### Exercise input
____
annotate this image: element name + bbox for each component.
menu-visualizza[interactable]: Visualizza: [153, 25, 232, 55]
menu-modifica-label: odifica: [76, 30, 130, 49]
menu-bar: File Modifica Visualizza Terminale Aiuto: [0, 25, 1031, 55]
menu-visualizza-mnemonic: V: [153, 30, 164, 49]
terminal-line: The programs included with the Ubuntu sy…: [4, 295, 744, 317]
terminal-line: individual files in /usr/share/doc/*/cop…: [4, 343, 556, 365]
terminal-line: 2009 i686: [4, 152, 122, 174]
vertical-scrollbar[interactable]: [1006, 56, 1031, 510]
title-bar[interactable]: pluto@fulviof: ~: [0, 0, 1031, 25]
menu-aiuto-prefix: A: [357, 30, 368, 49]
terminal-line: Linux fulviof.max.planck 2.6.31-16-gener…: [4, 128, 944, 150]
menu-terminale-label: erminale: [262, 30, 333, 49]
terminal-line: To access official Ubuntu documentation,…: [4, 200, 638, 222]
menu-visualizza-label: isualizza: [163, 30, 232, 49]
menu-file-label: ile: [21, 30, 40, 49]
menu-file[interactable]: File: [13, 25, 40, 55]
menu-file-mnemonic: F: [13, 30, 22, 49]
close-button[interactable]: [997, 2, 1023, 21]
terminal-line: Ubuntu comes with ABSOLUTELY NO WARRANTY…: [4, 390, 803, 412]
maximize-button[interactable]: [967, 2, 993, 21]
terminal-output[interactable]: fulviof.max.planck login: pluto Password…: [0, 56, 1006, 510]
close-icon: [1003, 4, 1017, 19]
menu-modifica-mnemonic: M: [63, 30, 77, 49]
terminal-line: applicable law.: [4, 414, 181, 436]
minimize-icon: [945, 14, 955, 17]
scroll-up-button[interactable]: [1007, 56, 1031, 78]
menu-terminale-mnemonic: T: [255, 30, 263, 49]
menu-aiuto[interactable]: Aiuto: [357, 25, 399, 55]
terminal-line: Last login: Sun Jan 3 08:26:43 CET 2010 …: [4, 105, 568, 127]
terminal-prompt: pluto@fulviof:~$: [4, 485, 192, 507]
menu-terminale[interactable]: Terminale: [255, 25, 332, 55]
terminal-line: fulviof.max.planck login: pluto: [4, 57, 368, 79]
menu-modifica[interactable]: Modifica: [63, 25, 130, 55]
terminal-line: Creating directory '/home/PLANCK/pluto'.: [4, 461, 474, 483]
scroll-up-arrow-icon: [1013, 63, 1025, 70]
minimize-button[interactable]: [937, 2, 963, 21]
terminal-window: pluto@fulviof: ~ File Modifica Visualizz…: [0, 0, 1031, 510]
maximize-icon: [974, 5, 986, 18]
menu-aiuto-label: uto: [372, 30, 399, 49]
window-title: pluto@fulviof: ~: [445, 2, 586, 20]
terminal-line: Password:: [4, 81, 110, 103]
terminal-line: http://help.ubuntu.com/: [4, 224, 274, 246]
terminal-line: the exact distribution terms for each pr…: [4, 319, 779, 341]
____
### Exercise prompt
Copy out every line of the records above, word for word.

### Complete answer
annotate this image: element name + bbox for each component.
menu-visualizza[interactable]: Visualizza: [153, 25, 232, 55]
menu-modifica-label: odifica: [76, 30, 130, 49]
menu-bar: File Modifica Visualizza Terminale Aiuto: [0, 25, 1031, 55]
menu-visualizza-mnemonic: V: [153, 30, 164, 49]
terminal-line: The programs included with the Ubuntu sy…: [4, 295, 744, 317]
terminal-line: individual files in /usr/share/doc/*/cop…: [4, 343, 556, 365]
terminal-line: 2009 i686: [4, 152, 122, 174]
vertical-scrollbar[interactable]: [1006, 56, 1031, 510]
title-bar[interactable]: pluto@fulviof: ~: [0, 0, 1031, 25]
menu-aiuto-prefix: A: [357, 30, 368, 49]
terminal-line: Linux fulviof.max.planck 2.6.31-16-gener…: [4, 128, 944, 150]
menu-terminale-label: erminale: [262, 30, 333, 49]
terminal-line: To access official Ubuntu documentation,…: [4, 200, 638, 222]
menu-visualizza-label: isualizza: [163, 30, 232, 49]
menu-file-label: ile: [21, 30, 40, 49]
menu-file[interactable]: File: [13, 25, 40, 55]
menu-file-mnemonic: F: [13, 30, 22, 49]
close-button[interactable]: [997, 2, 1023, 21]
terminal-line: Ubuntu comes with ABSOLUTELY NO WARRANTY…: [4, 390, 803, 412]
maximize-button[interactable]: [967, 2, 993, 21]
terminal-output[interactable]: fulviof.max.planck login: pluto Password…: [0, 56, 1006, 510]
close-icon: [1003, 4, 1017, 19]
menu-modifica-mnemonic: M: [63, 30, 77, 49]
terminal-line: applicable law.: [4, 414, 181, 436]
minimize-icon: [945, 14, 955, 17]
scroll-up-button[interactable]: [1007, 56, 1031, 78]
menu-terminale-mnemonic: T: [255, 30, 263, 49]
menu-aiuto[interactable]: Aiuto: [357, 25, 399, 55]
terminal-line: Last login: Sun Jan 3 08:26:43 CET 2010 …: [4, 105, 568, 127]
terminal-prompt: pluto@fulviof:~$: [4, 485, 192, 507]
menu-terminale[interactable]: Terminale: [255, 25, 332, 55]
terminal-line: fulviof.max.planck login: pluto: [4, 57, 368, 79]
menu-modifica[interactable]: Modifica: [63, 25, 130, 55]
terminal-line: Creating directory '/home/PLANCK/pluto'.: [4, 461, 474, 483]
scroll-up-arrow-icon: [1013, 63, 1025, 70]
minimize-button[interactable]: [937, 2, 963, 21]
terminal-window: pluto@fulviof: ~ File Modifica Visualizz…: [0, 0, 1031, 510]
maximize-icon: [974, 5, 986, 18]
menu-aiuto-label: uto: [372, 30, 399, 49]
window-title: pluto@fulviof: ~: [445, 2, 586, 20]
terminal-line: Password:: [4, 81, 110, 103]
terminal-line: http://help.ubuntu.com/: [4, 224, 274, 246]
terminal-line: the exact distribution terms for each pr…: [4, 319, 779, 341]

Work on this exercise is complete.